┌──

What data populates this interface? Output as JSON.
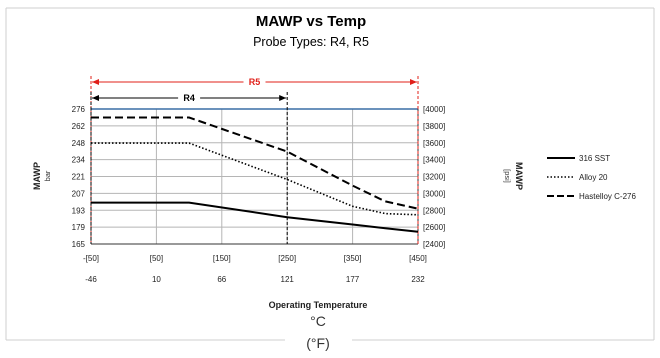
{
  "chart_data": {
    "type": "line",
    "title": "MAWP vs Temp",
    "subtitle": "Probe Types: R4, R5",
    "x": [
      -50,
      100,
      250,
      350,
      400,
      450
    ],
    "x_axis": {
      "label": "Operating Temperature",
      "unit_c": "°C",
      "unit_f": "(°F)",
      "range": [
        -50,
        450
      ],
      "ticks_f": [
        "-[50]",
        "[50]",
        "[150]",
        "[250]",
        "[350]",
        "[450]"
      ],
      "ticks_c": [
        "-46",
        "10",
        "66",
        "121",
        "177",
        "232"
      ]
    },
    "y_left": {
      "label": "MAWP",
      "unit": "bar",
      "range": [
        165,
        276
      ],
      "ticks": [
        "165",
        "179",
        "193",
        "207",
        "221",
        "234",
        "248",
        "262",
        "276"
      ]
    },
    "y_right": {
      "label": "MAWP",
      "unit": "[psi]",
      "ticks": [
        "[2400]",
        "[2600]",
        "[2800]",
        "[3000]",
        "[3200]",
        "[3400]",
        "[3600]",
        "[3800]",
        "[4000]"
      ]
    },
    "series": [
      {
        "name": "316 SST",
        "style": "solid",
        "values": [
          199,
          199,
          187,
          181,
          178,
          175
        ]
      },
      {
        "name": "Alloy 20",
        "style": "dotted",
        "values": [
          248,
          248,
          218,
          196,
          190,
          189
        ]
      },
      {
        "name": "Hastelloy C-276",
        "style": "dashed",
        "values": [
          269,
          269,
          241,
          213,
          200,
          194
        ]
      }
    ],
    "annotations": [
      {
        "label": "R5",
        "from": -50,
        "to": 450,
        "color": "#e0201a"
      },
      {
        "label": "R4",
        "from": -50,
        "to": 250,
        "color": "#000000"
      }
    ],
    "grid": true,
    "legend": "right"
  }
}
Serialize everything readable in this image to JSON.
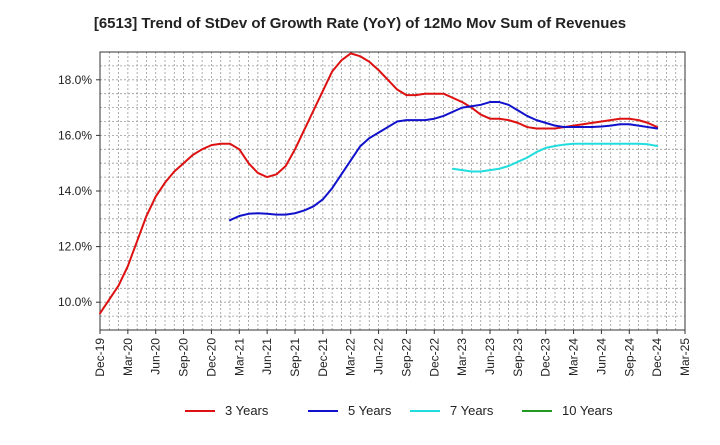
{
  "chart_data": {
    "type": "line",
    "title": "[6513]  Trend of StDev of Growth Rate (YoY) of 12Mo Mov Sum of Revenues",
    "xlabel": "",
    "ylabel": "",
    "ylim": [
      9.0,
      19.0
    ],
    "y_ticks": [
      10,
      12,
      14,
      16,
      18
    ],
    "y_tick_labels": [
      "10.0%",
      "12.0%",
      "14.0%",
      "16.0%",
      "18.0%"
    ],
    "x_range_months": [
      0,
      63
    ],
    "x_ticks": [
      0,
      3,
      6,
      9,
      12,
      15,
      18,
      21,
      24,
      27,
      30,
      33,
      36,
      39,
      42,
      45,
      48,
      51,
      54,
      57,
      60,
      63
    ],
    "x_tick_labels": [
      "Dec-19",
      "Mar-20",
      "Jun-20",
      "Sep-20",
      "Dec-20",
      "Mar-21",
      "Jun-21",
      "Sep-21",
      "Dec-21",
      "Mar-22",
      "Jun-22",
      "Sep-22",
      "Dec-22",
      "Mar-23",
      "Jun-23",
      "Sep-23",
      "Dec-23",
      "Mar-24",
      "Jun-24",
      "Sep-24",
      "Dec-24",
      "Mar-25"
    ],
    "grid": true,
    "legend_position": "bottom",
    "series": [
      {
        "name": "3 Years",
        "color": "#dd1111",
        "x": [
          0,
          1,
          2,
          3,
          4,
          5,
          6,
          7,
          8,
          9,
          10,
          11,
          12,
          13,
          14,
          15,
          16,
          17,
          18,
          19,
          20,
          21,
          22,
          23,
          24,
          25,
          26,
          27,
          28,
          29,
          30,
          31,
          32,
          33,
          34,
          35,
          36,
          37,
          38,
          39,
          40,
          41,
          42,
          43,
          44,
          45,
          46,
          47,
          48,
          49,
          50,
          51,
          52,
          53,
          54,
          55,
          56,
          57,
          58,
          59,
          60
        ],
        "values": [
          9.6,
          10.1,
          10.6,
          11.3,
          12.2,
          13.1,
          13.8,
          14.3,
          14.7,
          15.0,
          15.3,
          15.5,
          15.65,
          15.7,
          15.7,
          15.5,
          15.0,
          14.65,
          14.5,
          14.6,
          14.9,
          15.5,
          16.2,
          16.9,
          17.6,
          18.3,
          18.7,
          18.95,
          18.85,
          18.65,
          18.35,
          18.0,
          17.65,
          17.45,
          17.45,
          17.5,
          17.5,
          17.5,
          17.35,
          17.2,
          17.0,
          16.75,
          16.6,
          16.6,
          16.55,
          16.45,
          16.3,
          16.25,
          16.25,
          16.25,
          16.3,
          16.35,
          16.4,
          16.45,
          16.5,
          16.55,
          16.6,
          16.6,
          16.55,
          16.45,
          16.3
        ]
      },
      {
        "name": "5 Years",
        "color": "#1111cc",
        "x": [
          14,
          15,
          16,
          17,
          18,
          19,
          20,
          21,
          22,
          23,
          24,
          25,
          26,
          27,
          28,
          29,
          30,
          31,
          32,
          33,
          34,
          35,
          36,
          37,
          38,
          39,
          40,
          41,
          42,
          43,
          44,
          45,
          46,
          47,
          48,
          49,
          50,
          51,
          52,
          53,
          54,
          55,
          56,
          57,
          58,
          59,
          60
        ],
        "values": [
          12.95,
          13.1,
          13.18,
          13.2,
          13.18,
          13.15,
          13.15,
          13.2,
          13.3,
          13.45,
          13.7,
          14.1,
          14.6,
          15.1,
          15.6,
          15.9,
          16.1,
          16.3,
          16.5,
          16.55,
          16.55,
          16.55,
          16.6,
          16.7,
          16.85,
          17.0,
          17.05,
          17.1,
          17.2,
          17.2,
          17.1,
          16.9,
          16.7,
          16.55,
          16.45,
          16.35,
          16.3,
          16.3,
          16.3,
          16.3,
          16.32,
          16.35,
          16.4,
          16.4,
          16.35,
          16.3,
          16.25
        ]
      },
      {
        "name": "7 Years",
        "color": "#22dddd",
        "x": [
          38,
          39,
          40,
          41,
          42,
          43,
          44,
          45,
          46,
          47,
          48,
          49,
          50,
          51,
          52,
          53,
          54,
          55,
          56,
          57,
          58,
          59,
          60
        ],
        "values": [
          14.8,
          14.75,
          14.7,
          14.7,
          14.75,
          14.8,
          14.9,
          15.05,
          15.2,
          15.4,
          15.55,
          15.62,
          15.67,
          15.7,
          15.7,
          15.7,
          15.7,
          15.7,
          15.7,
          15.7,
          15.7,
          15.68,
          15.62
        ]
      },
      {
        "name": "10 Years",
        "color": "#229922",
        "x": [],
        "values": []
      }
    ]
  }
}
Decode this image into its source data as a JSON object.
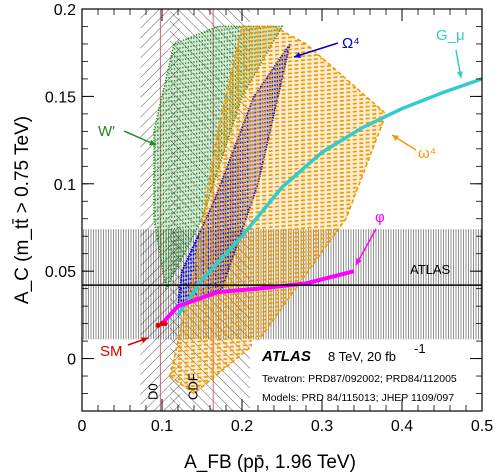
{
  "chart_data": {
    "type": "scatter",
    "xlabel": "A_FB (pp̄, 1.96 TeV)",
    "ylabel": "A_C (m_tt̄ > 0.75 TeV)",
    "xlim": [
      0,
      0.5
    ],
    "ylim": [
      -0.03,
      0.2
    ],
    "x_ticks": [
      "0",
      "0.1",
      "0.2",
      "0.3",
      "0.4",
      "0.5"
    ],
    "y_ticks": [
      "0",
      "0.05",
      "0.1",
      "0.15",
      "0.2"
    ],
    "x_tick_values": [
      0,
      0.1,
      0.2,
      0.3,
      0.4,
      0.5
    ],
    "y_tick_values": [
      0,
      0.05,
      0.1,
      0.15,
      0.2
    ],
    "atlas_measurement": {
      "label": "ATLAS",
      "central": 0.042,
      "band": [
        0.011,
        0.074
      ]
    },
    "tevatron_bands": [
      {
        "label": "D0",
        "central": 0.098,
        "band": [
          0.073,
          0.123
        ]
      },
      {
        "label": "CDF",
        "central": 0.164,
        "band": [
          0.11,
          0.21
        ]
      }
    ],
    "series": [
      {
        "name": "SM",
        "color": "#dd0000",
        "points": [
          [
            0.095,
            0.019
          ],
          [
            0.1,
            0.02
          ],
          [
            0.104,
            0.02
          ]
        ]
      },
      {
        "name": "W′",
        "color": "#228822",
        "region": [
          [
            0.105,
            0.04
          ],
          [
            0.09,
            0.08
          ],
          [
            0.09,
            0.13
          ],
          [
            0.115,
            0.18
          ],
          [
            0.17,
            0.19
          ],
          [
            0.25,
            0.19
          ],
          [
            0.2,
            0.15
          ],
          [
            0.15,
            0.08
          ]
        ]
      },
      {
        "name": "Ω⁴",
        "color": "#0000cc",
        "region": [
          [
            0.12,
            0.03
          ],
          [
            0.175,
            0.04
          ],
          [
            0.22,
            0.1
          ],
          [
            0.26,
            0.18
          ],
          [
            0.215,
            0.15
          ],
          [
            0.165,
            0.09
          ],
          [
            0.125,
            0.05
          ]
        ]
      },
      {
        "name": "ω⁴",
        "color": "#ee9900",
        "region": [
          [
            0.11,
            -0.01
          ],
          [
            0.14,
            -0.02
          ],
          [
            0.22,
            0.01
          ],
          [
            0.33,
            0.08
          ],
          [
            0.38,
            0.14
          ],
          [
            0.33,
            0.16
          ],
          [
            0.28,
            0.18
          ],
          [
            0.24,
            0.19
          ],
          [
            0.2,
            0.19
          ],
          [
            0.17,
            0.13
          ],
          [
            0.14,
            0.05
          ]
        ]
      },
      {
        "name": "G_μ",
        "color": "#33cccc",
        "points": [
          [
            0.12,
            0.025
          ],
          [
            0.15,
            0.045
          ],
          [
            0.2,
            0.07
          ],
          [
            0.25,
            0.098
          ],
          [
            0.3,
            0.118
          ],
          [
            0.35,
            0.132
          ],
          [
            0.4,
            0.143
          ],
          [
            0.45,
            0.152
          ],
          [
            0.5,
            0.16
          ]
        ]
      },
      {
        "name": "φ",
        "color": "#ff00ff",
        "points": [
          [
            0.1,
            0.02
          ],
          [
            0.12,
            0.03
          ],
          [
            0.17,
            0.038
          ],
          [
            0.22,
            0.04
          ],
          [
            0.28,
            0.043
          ],
          [
            0.34,
            0.05
          ]
        ]
      }
    ],
    "annotations": {
      "atlas_title": "ATLAS",
      "atlas_energy": "8 TeV, 20 fb",
      "atlas_energy_sup": "-1",
      "tevatron_ref": "Tevatron: PRD87/092002; PRD84/112005",
      "models_ref": "Models: PRD 84/115013; JHEP 1109/097"
    },
    "legend": "none"
  }
}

└──

What you will do => Show every line from the listing above in which the string "this" appears.

Expected output =>
What data populates this interface? Output as JSON.
Serialize everything readable in this image to JSON.
Decode this image into its source data as a JSON object.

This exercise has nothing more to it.